What is being asked
List each line in which the string "media" appears.
^^^^^^^^^^^^^^^^
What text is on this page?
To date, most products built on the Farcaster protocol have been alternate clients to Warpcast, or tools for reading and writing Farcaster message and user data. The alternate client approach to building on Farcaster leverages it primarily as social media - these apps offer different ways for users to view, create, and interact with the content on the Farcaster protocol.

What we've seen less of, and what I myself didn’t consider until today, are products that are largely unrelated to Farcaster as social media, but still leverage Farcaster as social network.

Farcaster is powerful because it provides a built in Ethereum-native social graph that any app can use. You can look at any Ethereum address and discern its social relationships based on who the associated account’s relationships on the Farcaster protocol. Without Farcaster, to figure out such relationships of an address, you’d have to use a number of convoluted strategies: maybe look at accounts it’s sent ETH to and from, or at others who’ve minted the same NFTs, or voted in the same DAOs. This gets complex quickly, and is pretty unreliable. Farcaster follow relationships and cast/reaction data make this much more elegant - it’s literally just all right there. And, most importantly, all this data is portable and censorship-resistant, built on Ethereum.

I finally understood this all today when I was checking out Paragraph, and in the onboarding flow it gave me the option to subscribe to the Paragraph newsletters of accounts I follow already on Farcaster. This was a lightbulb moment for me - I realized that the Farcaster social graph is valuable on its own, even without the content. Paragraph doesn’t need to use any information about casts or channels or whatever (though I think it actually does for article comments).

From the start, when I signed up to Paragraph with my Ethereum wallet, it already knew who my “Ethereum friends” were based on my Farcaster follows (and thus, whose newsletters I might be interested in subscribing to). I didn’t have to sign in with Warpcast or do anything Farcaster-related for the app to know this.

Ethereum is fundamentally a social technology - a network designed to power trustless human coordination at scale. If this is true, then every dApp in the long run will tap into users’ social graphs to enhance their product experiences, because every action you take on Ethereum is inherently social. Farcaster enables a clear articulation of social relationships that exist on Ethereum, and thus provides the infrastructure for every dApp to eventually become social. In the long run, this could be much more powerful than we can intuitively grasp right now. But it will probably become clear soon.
^^^^^^^^^^^^^^^^
Correct result
To date, most products built on the Farcaster protocol have been alternate clients to Warpcast, or tools for reading and writing Farcaster message and user data. The alternate client approach to building on Farcaster leverages it primarily as social media - these apps offer different ways for users to view, create, and interact with the content on the Farcaster protocol.
What we've seen less of, and what I myself didn’t consider until today, are products that are largely unrelated to Farcaster as social media, but still leverage Farcaster as social network.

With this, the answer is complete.